▶ _What you need to do_
Write every line out verbatim and omit the pictures.

** Begin Data to use **

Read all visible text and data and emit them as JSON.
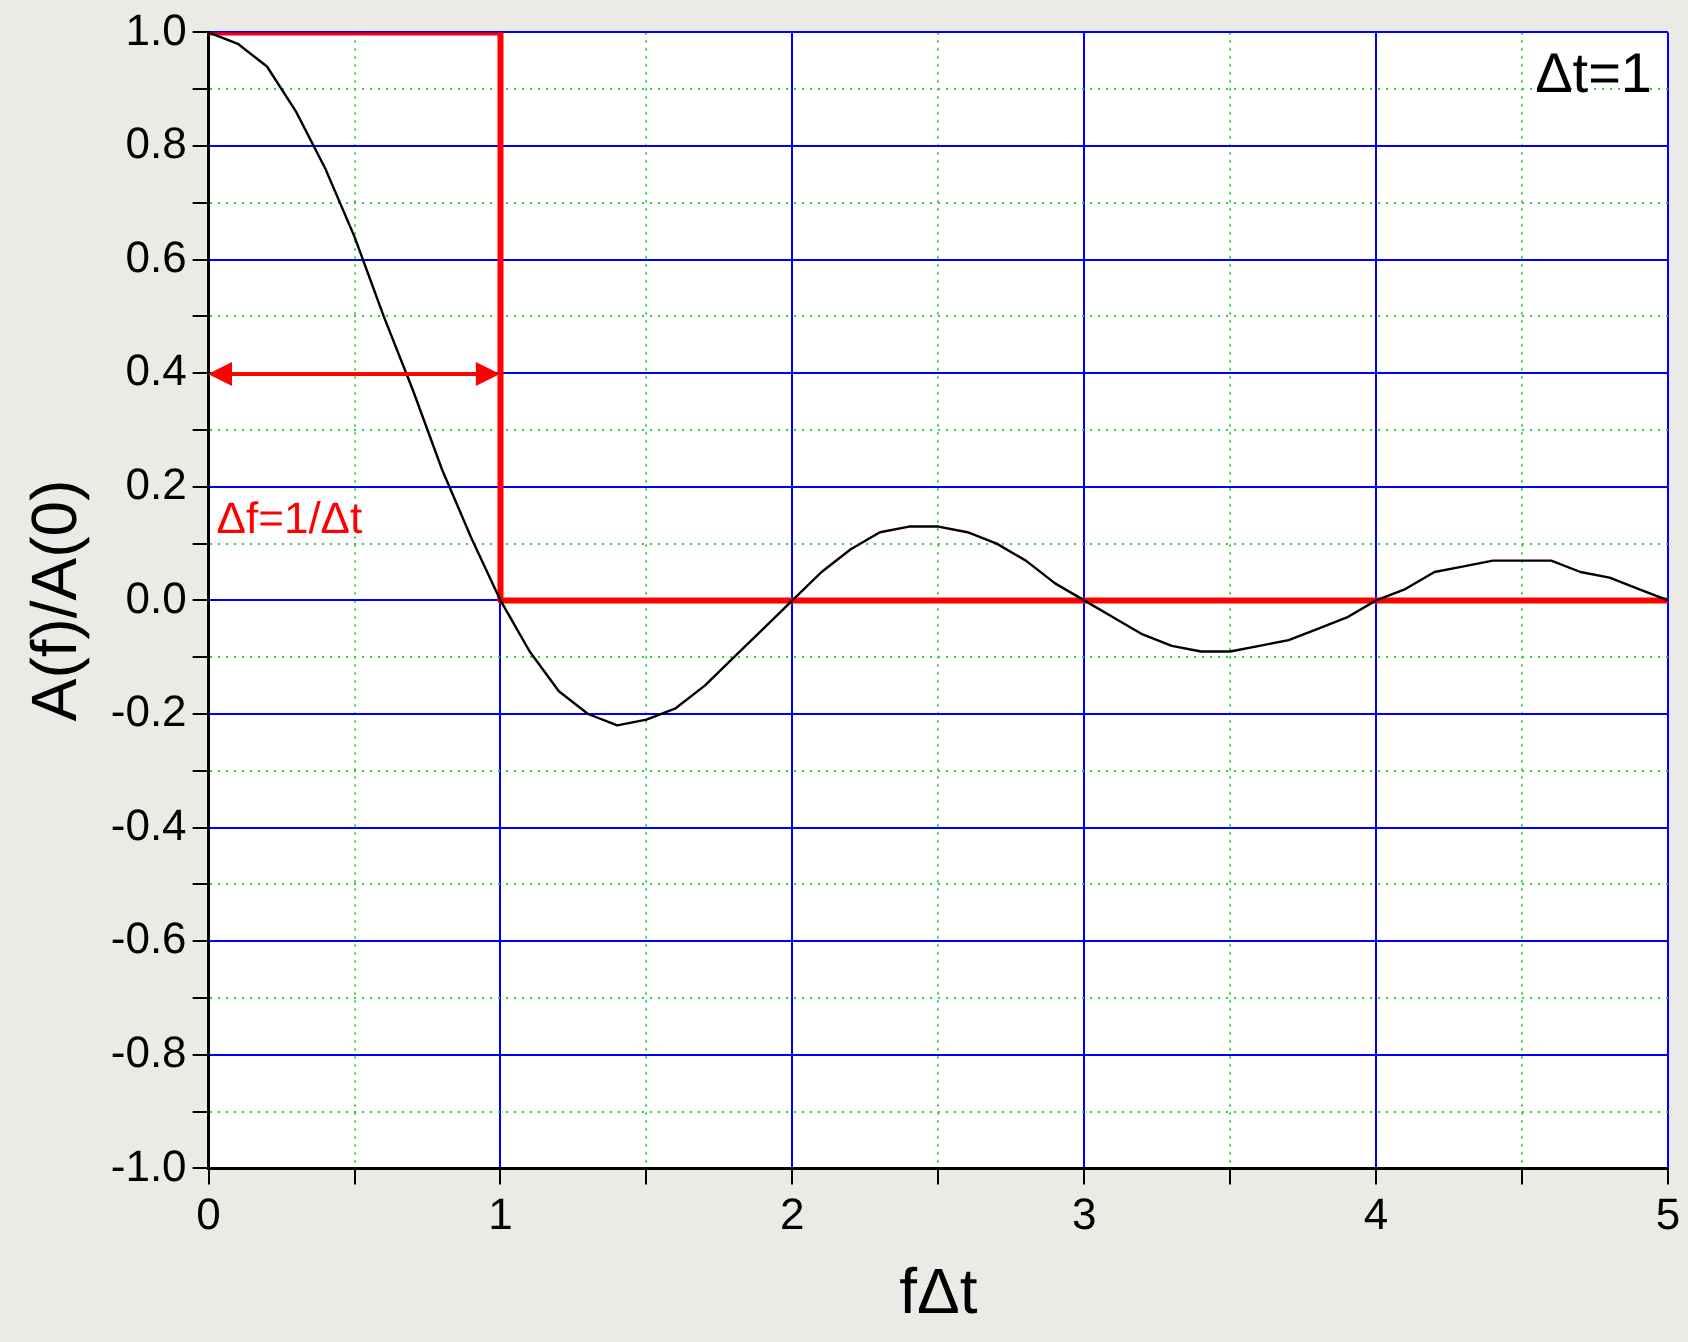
{
  "chart_data": {
    "type": "line",
    "xlabel": "fΔt",
    "ylabel": "A(f)/A(0)",
    "xlim": [
      0,
      5
    ],
    "ylim": [
      -1,
      1
    ],
    "xticks": [
      0,
      {
        "value": 0.5,
        "label": null
      },
      1,
      {
        "value": 1.5,
        "label": null
      },
      2,
      {
        "value": 2.5,
        "label": null
      },
      3,
      {
        "value": 3.5,
        "label": null
      },
      4,
      {
        "value": 4.5,
        "label": null
      },
      5
    ],
    "yticks": [
      {
        "value": -1,
        "label": "-1.0"
      },
      {
        "value": -0.9,
        "label": null
      },
      {
        "value": -0.8,
        "label": "-0.8"
      },
      {
        "value": -0.7,
        "label": null
      },
      {
        "value": -0.6,
        "label": "-0.6"
      },
      {
        "value": -0.5,
        "label": null
      },
      {
        "value": -0.4,
        "label": "-0.4"
      },
      {
        "value": -0.3,
        "label": null
      },
      {
        "value": -0.2,
        "label": "-0.2"
      },
      {
        "value": -0.1,
        "label": null
      },
      {
        "value": 0,
        "label": "0.0"
      },
      {
        "value": 0.1,
        "label": null
      },
      {
        "value": 0.2,
        "label": "0.2"
      },
      {
        "value": 0.3,
        "label": null
      },
      {
        "value": 0.4,
        "label": "0.4"
      },
      {
        "value": 0.5,
        "label": null
      },
      {
        "value": 0.6,
        "label": "0.6"
      },
      {
        "value": 0.7,
        "label": null
      },
      {
        "value": 0.8,
        "label": "0.8"
      },
      {
        "value": 0.9,
        "label": null
      },
      {
        "value": 1,
        "label": "1.0"
      }
    ],
    "grid": true,
    "legend": false,
    "marker": "none",
    "line_style": "solid",
    "annotations": [
      "Δt=1",
      "Δf=1/Δt"
    ],
    "series": [
      {
        "color": "#000000",
        "x": [
          0,
          0.1,
          0.2,
          0.3,
          0.4,
          0.5,
          0.6,
          0.7,
          0.8,
          0.9,
          1,
          1.1,
          1.2,
          1.3,
          1.4,
          1.5,
          1.6,
          1.7,
          1.8,
          1.9,
          2,
          2.1,
          2.2,
          2.3,
          2.4,
          2.5,
          2.6,
          2.7,
          2.8,
          2.9,
          3,
          3.1,
          3.2,
          3.3,
          3.4,
          3.5,
          3.6,
          3.7,
          3.8,
          3.9,
          4,
          4.1,
          4.2,
          4.3,
          4.4,
          4.5,
          4.6,
          4.7,
          4.8,
          4.9,
          5
        ],
        "values": [
          1,
          0.98,
          0.94,
          0.86,
          0.76,
          0.64,
          0.5,
          0.37,
          0.23,
          0.11,
          0,
          -0.09,
          -0.16,
          -0.2,
          -0.22,
          -0.21,
          -0.19,
          -0.15,
          -0.1,
          -0.05,
          0,
          0.05,
          0.09,
          0.12,
          0.13,
          0.13,
          0.12,
          0.1,
          0.07,
          0.03,
          0,
          -0.03,
          -0.06,
          -0.08,
          -0.09,
          -0.09,
          -0.08,
          -0.07,
          -0.05,
          -0.03,
          0,
          0.02,
          0.05,
          0.06,
          0.07,
          0.07,
          0.07,
          0.05,
          0.04,
          0.02,
          0
        ]
      },
      {
        "color": "#ff0000",
        "x": [
          0,
          1,
          1,
          5
        ],
        "values": [
          1,
          1,
          0,
          0
        ]
      }
    ]
  }
}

** End Data to use **

▶ _Solution for this task_
Read all visible text and data and emit them as JSON.
{
  "chart_data": {
    "type": "line",
    "xlabel": "fΔt",
    "ylabel": "A(f)/A(0)",
    "xlim": [
      0,
      5
    ],
    "ylim": [
      -1,
      1
    ],
    "xticks": [
      0,
      {
        "value": 0.5,
        "label": null
      },
      1,
      {
        "value": 1.5,
        "label": null
      },
      2,
      {
        "value": 2.5,
        "label": null
      },
      3,
      {
        "value": 3.5,
        "label": null
      },
      4,
      {
        "value": 4.5,
        "label": null
      },
      5
    ],
    "yticks": [
      {
        "value": -1,
        "label": "-1.0"
      },
      {
        "value": -0.9,
        "label": null
      },
      {
        "value": -0.8,
        "label": "-0.8"
      },
      {
        "value": -0.7,
        "label": null
      },
      {
        "value": -0.6,
        "label": "-0.6"
      },
      {
        "value": -0.5,
        "label": null
      },
      {
        "value": -0.4,
        "label": "-0.4"
      },
      {
        "value": -0.3,
        "label": null
      },
      {
        "value": -0.2,
        "label": "-0.2"
      },
      {
        "value": -0.1,
        "label": null
      },
      {
        "value": 0,
        "label": "0.0"
      },
      {
        "value": 0.1,
        "label": null
      },
      {
        "value": 0.2,
        "label": "0.2"
      },
      {
        "value": 0.3,
        "label": null
      },
      {
        "value": 0.4,
        "label": "0.4"
      },
      {
        "value": 0.5,
        "label": null
      },
      {
        "value": 0.6,
        "label": "0.6"
      },
      {
        "value": 0.7,
        "label": null
      },
      {
        "value": 0.8,
        "label": "0.8"
      },
      {
        "value": 0.9,
        "label": null
      },
      {
        "value": 1,
        "label": "1.0"
      }
    ],
    "grid": true,
    "legend": false,
    "marker": "none",
    "line_style": "solid",
    "annotations": [
      "Δt=1",
      "Δf=1/Δt"
    ],
    "series": [
      {
        "color": "#000000",
        "x": [
          0,
          0.1,
          0.2,
          0.3,
          0.4,
          0.5,
          0.6,
          0.7,
          0.8,
          0.9,
          1,
          1.1,
          1.2,
          1.3,
          1.4,
          1.5,
          1.6,
          1.7,
          1.8,
          1.9,
          2,
          2.1,
          2.2,
          2.3,
          2.4,
          2.5,
          2.6,
          2.7,
          2.8,
          2.9,
          3,
          3.1,
          3.2,
          3.3,
          3.4,
          3.5,
          3.6,
          3.7,
          3.8,
          3.9,
          4,
          4.1,
          4.2,
          4.3,
          4.4,
          4.5,
          4.6,
          4.7,
          4.8,
          4.9,
          5
        ],
        "values": [
          1,
          0.98,
          0.94,
          0.86,
          0.76,
          0.64,
          0.5,
          0.37,
          0.23,
          0.11,
          0,
          -0.09,
          -0.16,
          -0.2,
          -0.22,
          -0.21,
          -0.19,
          -0.15,
          -0.1,
          -0.05,
          0,
          0.05,
          0.09,
          0.12,
          0.13,
          0.13,
          0.12,
          0.1,
          0.07,
          0.03,
          0,
          -0.03,
          -0.06,
          -0.08,
          -0.09,
          -0.09,
          -0.08,
          -0.07,
          -0.05,
          -0.03,
          0,
          0.02,
          0.05,
          0.06,
          0.07,
          0.07,
          0.07,
          0.05,
          0.04,
          0.02,
          0
        ]
      },
      {
        "color": "#ff0000",
        "x": [
          0,
          1,
          1,
          5
        ],
        "values": [
          1,
          1,
          0,
          0
        ]
      }
    ]
  }
}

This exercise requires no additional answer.